= Goal of the exercise =
Quote every line as given.
______________________________
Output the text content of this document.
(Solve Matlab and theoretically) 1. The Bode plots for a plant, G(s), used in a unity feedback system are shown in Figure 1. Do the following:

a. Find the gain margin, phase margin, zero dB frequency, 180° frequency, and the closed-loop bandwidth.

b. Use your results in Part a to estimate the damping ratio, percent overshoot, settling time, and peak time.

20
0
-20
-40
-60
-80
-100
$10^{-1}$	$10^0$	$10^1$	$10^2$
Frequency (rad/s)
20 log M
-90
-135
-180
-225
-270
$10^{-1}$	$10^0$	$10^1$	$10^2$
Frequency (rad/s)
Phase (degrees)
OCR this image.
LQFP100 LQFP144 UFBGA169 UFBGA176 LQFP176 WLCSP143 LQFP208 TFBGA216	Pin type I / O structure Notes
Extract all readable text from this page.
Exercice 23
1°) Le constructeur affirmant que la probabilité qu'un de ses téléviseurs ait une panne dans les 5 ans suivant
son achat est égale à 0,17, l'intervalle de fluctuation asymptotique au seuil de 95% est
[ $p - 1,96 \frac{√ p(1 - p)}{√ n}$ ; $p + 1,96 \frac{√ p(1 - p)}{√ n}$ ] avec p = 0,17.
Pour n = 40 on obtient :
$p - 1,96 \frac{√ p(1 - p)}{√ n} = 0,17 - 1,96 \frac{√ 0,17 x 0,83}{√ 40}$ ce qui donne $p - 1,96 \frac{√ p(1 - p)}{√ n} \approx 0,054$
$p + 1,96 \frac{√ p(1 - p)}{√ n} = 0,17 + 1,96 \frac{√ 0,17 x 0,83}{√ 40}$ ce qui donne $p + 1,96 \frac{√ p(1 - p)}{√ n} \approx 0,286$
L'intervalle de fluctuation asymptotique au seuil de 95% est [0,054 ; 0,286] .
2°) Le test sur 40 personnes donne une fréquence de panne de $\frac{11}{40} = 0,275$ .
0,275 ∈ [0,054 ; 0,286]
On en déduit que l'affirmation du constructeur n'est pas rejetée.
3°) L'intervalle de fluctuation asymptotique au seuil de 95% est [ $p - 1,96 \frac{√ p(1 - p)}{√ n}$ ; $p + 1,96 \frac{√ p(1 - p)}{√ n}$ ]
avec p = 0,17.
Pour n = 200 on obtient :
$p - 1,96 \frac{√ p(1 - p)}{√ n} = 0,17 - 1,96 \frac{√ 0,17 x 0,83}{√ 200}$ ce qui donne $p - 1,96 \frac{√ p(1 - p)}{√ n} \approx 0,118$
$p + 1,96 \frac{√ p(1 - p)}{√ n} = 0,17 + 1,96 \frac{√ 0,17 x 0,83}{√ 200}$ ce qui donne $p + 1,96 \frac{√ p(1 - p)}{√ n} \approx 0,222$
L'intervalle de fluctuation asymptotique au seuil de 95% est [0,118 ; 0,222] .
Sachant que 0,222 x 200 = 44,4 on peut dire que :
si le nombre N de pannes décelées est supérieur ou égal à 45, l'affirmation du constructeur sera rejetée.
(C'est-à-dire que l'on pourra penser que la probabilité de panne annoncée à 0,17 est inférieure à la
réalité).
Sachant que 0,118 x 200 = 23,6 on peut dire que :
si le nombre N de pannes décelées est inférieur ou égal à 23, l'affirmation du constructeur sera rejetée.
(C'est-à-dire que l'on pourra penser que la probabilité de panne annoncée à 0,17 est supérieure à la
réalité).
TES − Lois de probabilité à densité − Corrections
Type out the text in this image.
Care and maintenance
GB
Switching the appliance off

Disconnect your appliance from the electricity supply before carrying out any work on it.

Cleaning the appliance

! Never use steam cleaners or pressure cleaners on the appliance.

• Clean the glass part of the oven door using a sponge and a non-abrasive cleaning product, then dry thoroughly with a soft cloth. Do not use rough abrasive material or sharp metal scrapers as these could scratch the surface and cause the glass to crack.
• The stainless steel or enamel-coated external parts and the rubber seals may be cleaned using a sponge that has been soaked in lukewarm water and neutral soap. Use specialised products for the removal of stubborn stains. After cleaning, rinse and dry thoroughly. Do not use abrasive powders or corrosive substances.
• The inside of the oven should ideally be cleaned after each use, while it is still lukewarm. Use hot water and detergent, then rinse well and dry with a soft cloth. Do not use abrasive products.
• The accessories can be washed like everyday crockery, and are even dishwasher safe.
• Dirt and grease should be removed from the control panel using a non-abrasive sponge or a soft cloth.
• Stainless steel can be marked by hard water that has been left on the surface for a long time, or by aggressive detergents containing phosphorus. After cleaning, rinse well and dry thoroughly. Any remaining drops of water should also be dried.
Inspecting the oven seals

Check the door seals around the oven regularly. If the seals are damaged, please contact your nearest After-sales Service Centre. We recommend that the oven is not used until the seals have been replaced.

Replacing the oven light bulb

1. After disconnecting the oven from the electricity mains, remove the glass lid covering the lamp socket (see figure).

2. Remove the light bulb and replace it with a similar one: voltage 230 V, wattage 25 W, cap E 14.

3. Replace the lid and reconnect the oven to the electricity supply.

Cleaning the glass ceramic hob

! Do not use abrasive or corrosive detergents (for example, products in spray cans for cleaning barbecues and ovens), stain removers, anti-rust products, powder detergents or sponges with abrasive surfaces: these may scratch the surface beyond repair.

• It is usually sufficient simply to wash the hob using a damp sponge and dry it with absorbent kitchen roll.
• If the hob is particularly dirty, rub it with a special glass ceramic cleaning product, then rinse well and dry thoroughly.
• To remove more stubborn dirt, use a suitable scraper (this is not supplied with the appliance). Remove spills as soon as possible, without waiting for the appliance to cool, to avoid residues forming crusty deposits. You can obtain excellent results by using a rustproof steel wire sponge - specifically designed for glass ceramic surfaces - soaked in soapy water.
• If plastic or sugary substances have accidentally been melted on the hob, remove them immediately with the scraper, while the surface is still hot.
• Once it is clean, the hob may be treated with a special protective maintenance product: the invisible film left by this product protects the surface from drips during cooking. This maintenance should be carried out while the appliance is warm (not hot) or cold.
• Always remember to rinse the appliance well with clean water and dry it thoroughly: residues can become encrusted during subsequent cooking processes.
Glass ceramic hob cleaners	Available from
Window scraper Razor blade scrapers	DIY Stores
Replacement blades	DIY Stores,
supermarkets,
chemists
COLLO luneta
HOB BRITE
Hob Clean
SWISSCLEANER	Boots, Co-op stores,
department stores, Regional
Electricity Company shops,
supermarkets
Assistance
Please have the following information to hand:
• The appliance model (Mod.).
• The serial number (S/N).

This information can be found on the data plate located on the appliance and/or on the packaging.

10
______________________________
= Task response =
Output the text content of this document.
(Solve Matlab and theoretically) 1. The Bode plots for a plant, G(s), used in a unity feedback system are shown in Figure 1. Do the following:

a. Find the gain margin, phase margin, zero dB frequency, 180° frequency, and the closed-loop bandwidth.

b. Use your results in Part a to estimate the damping ratio, percent overshoot, settling time, and peak time.

20
0
-20
-40
-60
-80
-100
$10^{-1}$	$10^0$	$10^1$	$10^2$
Frequency (rad/s)
20 log M
-90
-135
-180
-225
-270
$10^{-1}$	$10^0$	$10^1$	$10^2$
Frequency (rad/s)
Phase (degrees)
OCR this image.
LQFP100 LQFP144 UFBGA169 UFBGA176 LQFP176 WLCSP143 LQFP208 TFBGA216	Pin type I / O structure Notes
Extract all readable text from this page.
Exercice 23
1°) Le constructeur affirmant que la probabilité qu'un de ses téléviseurs ait une panne dans les 5 ans suivant
son achat est égale à 0,17, l'intervalle de fluctuation asymptotique au seuil de 95% est
[ $p - 1,96 \frac{√ p(1 - p)}{√ n}$ ; $p + 1,96 \frac{√ p(1 - p)}{√ n}$ ] avec p = 0,17.
Pour n = 40 on obtient :
$p - 1,96 \frac{√ p(1 - p)}{√ n} = 0,17 - 1,96 \frac{√ 0,17 x 0,83}{√ 40}$ ce qui donne $p - 1,96 \frac{√ p(1 - p)}{√ n} \approx 0,054$
$p + 1,96 \frac{√ p(1 - p)}{√ n} = 0,17 + 1,96 \frac{√ 0,17 x 0,83}{√ 40}$ ce qui donne $p + 1,96 \frac{√ p(1 - p)}{√ n} \approx 0,286$
L'intervalle de fluctuation asymptotique au seuil de 95% est [0,054 ; 0,286] .
2°) Le test sur 40 personnes donne une fréquence de panne de $\frac{11}{40} = 0,275$ .
0,275 ∈ [0,054 ; 0,286]
On en déduit que l'affirmation du constructeur n'est pas rejetée.
3°) L'intervalle de fluctuation asymptotique au seuil de 95% est [ $p - 1,96 \frac{√ p(1 - p)}{√ n}$ ; $p + 1,96 \frac{√ p(1 - p)}{√ n}$ ]
avec p = 0,17.
Pour n = 200 on obtient :
$p - 1,96 \frac{√ p(1 - p)}{√ n} = 0,17 - 1,96 \frac{√ 0,17 x 0,83}{√ 200}$ ce qui donne $p - 1,96 \frac{√ p(1 - p)}{√ n} \approx 0,118$
$p + 1,96 \frac{√ p(1 - p)}{√ n} = 0,17 + 1,96 \frac{√ 0,17 x 0,83}{√ 200}$ ce qui donne $p + 1,96 \frac{√ p(1 - p)}{√ n} \approx 0,222$
L'intervalle de fluctuation asymptotique au seuil de 95% est [0,118 ; 0,222] .
Sachant que 0,222 x 200 = 44,4 on peut dire que :
si le nombre N de pannes décelées est supérieur ou égal à 45, l'affirmation du constructeur sera rejetée.
(C'est-à-dire que l'on pourra penser que la probabilité de panne annoncée à 0,17 est inférieure à la
réalité).
Sachant que 0,118 x 200 = 23,6 on peut dire que :
si le nombre N de pannes décelées est inférieur ou égal à 23, l'affirmation du constructeur sera rejetée.
(C'est-à-dire que l'on pourra penser que la probabilité de panne annoncée à 0,17 est supérieure à la
réalité).
TES − Lois de probabilité à densité − Corrections
Type out the text in this image.
Care and maintenance
GB
Switching the appliance off

Disconnect your appliance from the electricity supply before carrying out any work on it.

Cleaning the appliance

! Never use steam cleaners or pressure cleaners on the appliance.

• Clean the glass part of the oven door using a sponge and a non-abrasive cleaning product, then dry thoroughly with a soft cloth. Do not use rough abrasive material or sharp metal scrapers as these could scratch the surface and cause the glass to crack.
• The stainless steel or enamel-coated external parts and the rubber seals may be cleaned using a sponge that has been soaked in lukewarm water and neutral soap. Use specialised products for the removal of stubborn stains. After cleaning, rinse and dry thoroughly. Do not use abrasive powders or corrosive substances.
• The inside of the oven should ideally be cleaned after each use, while it is still lukewarm. Use hot water and detergent, then rinse well and dry with a soft cloth. Do not use abrasive products.
• The accessories can be washed like everyday crockery, and are even dishwasher safe.
• Dirt and grease should be removed from the control panel using a non-abrasive sponge or a soft cloth.
• Stainless steel can be marked by hard water that has been left on the surface for a long time, or by aggressive detergents containing phosphorus. After cleaning, rinse well and dry thoroughly. Any remaining drops of water should also be dried.
Inspecting the oven seals

Check the door seals around the oven regularly. If the seals are damaged, please contact your nearest After-sales Service Centre. We recommend that the oven is not used until the seals have been replaced.

Replacing the oven light bulb

1. After disconnecting the oven from the electricity mains, remove the glass lid covering the lamp socket (see figure).

2. Remove the light bulb and replace it with a similar one: voltage 230 V, wattage 25 W, cap E 14.

3. Replace the lid and reconnect the oven to the electricity supply.

Cleaning the glass ceramic hob

! Do not use abrasive or corrosive detergents (for example, products in spray cans for cleaning barbecues and ovens), stain removers, anti-rust products, powder detergents or sponges with abrasive surfaces: these may scratch the surface beyond repair.

• It is usually sufficient simply to wash the hob using a damp sponge and dry it with absorbent kitchen roll.
• If the hob is particularly dirty, rub it with a special glass ceramic cleaning product, then rinse well and dry thoroughly.
• To remove more stubborn dirt, use a suitable scraper (this is not supplied with the appliance). Remove spills as soon as possible, without waiting for the appliance to cool, to avoid residues forming crusty deposits. You can obtain excellent results by using a rustproof steel wire sponge - specifically designed for glass ceramic surfaces - soaked in soapy water.
• If plastic or sugary substances have accidentally been melted on the hob, remove them immediately with the scraper, while the surface is still hot.
• Once it is clean, the hob may be treated with a special protective maintenance product: the invisible film left by this product protects the surface from drips during cooking. This maintenance should be carried out while the appliance is warm (not hot) or cold.
• Always remember to rinse the appliance well with clean water and dry it thoroughly: residues can become encrusted during subsequent cooking processes.
Glass ceramic hob cleaners	Available from
Window scraper Razor blade scrapers	DIY Stores
Replacement blades	DIY Stores,
supermarkets,
chemists
COLLO luneta
HOB BRITE
Hob Clean
SWISSCLEANER	Boots, Co-op stores,
department stores, Regional
Electricity Company shops,
supermarkets
Assistance
Please have the following information to hand:
• The appliance model (Mod.).
• The serial number (S/N).

This information can be found on the data plate located on the appliance and/or on the packaging.

10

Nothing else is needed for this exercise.